**** Data listing

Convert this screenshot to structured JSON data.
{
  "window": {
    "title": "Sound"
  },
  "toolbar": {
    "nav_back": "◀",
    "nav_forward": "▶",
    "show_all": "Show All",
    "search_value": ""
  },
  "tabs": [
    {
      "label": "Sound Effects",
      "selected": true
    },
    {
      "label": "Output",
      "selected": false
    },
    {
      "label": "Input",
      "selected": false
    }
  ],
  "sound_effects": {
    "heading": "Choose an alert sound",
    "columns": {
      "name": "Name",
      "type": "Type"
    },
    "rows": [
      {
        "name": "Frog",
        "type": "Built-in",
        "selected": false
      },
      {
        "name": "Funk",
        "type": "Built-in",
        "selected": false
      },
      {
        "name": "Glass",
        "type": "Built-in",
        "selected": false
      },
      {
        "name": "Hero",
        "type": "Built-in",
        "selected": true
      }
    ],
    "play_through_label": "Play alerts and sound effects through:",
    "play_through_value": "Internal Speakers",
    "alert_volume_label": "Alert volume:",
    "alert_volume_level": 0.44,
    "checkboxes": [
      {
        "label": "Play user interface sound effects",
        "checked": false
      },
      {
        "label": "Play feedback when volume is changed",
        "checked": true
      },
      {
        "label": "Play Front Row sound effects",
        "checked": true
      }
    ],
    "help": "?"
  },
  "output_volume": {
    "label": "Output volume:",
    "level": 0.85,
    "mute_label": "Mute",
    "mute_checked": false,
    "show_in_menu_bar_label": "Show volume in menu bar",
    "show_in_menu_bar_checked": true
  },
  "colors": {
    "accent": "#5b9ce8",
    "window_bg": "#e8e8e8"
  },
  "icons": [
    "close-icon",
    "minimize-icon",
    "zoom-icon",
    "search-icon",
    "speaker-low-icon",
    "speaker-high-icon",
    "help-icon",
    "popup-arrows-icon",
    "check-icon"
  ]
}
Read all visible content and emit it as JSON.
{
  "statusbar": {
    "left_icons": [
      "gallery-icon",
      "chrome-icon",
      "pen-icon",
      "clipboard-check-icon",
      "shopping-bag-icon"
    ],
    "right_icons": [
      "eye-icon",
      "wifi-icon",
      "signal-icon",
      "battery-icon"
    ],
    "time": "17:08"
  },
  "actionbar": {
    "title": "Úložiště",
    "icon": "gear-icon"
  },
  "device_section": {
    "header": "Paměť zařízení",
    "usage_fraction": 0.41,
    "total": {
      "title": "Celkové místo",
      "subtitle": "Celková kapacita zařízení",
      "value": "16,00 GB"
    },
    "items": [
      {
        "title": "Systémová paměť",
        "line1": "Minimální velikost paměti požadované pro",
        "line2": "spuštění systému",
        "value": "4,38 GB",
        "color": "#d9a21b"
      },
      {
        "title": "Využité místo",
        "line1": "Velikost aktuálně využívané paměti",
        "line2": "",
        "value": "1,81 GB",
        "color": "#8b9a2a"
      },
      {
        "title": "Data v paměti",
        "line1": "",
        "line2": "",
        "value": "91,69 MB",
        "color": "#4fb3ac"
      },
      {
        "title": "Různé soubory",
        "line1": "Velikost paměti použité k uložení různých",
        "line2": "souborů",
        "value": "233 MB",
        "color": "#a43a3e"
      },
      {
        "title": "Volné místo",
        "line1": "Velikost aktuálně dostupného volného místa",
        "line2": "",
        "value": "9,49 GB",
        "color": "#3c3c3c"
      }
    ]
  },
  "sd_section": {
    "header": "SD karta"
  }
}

********

Problem details: Look through the data above. Find each line with the string "aktuálně" and copy it.

Final answer:
        "line1": "Velikost aktuálně využívané paměti",
        "line1": "Velikost aktuálně dostupného volného místa",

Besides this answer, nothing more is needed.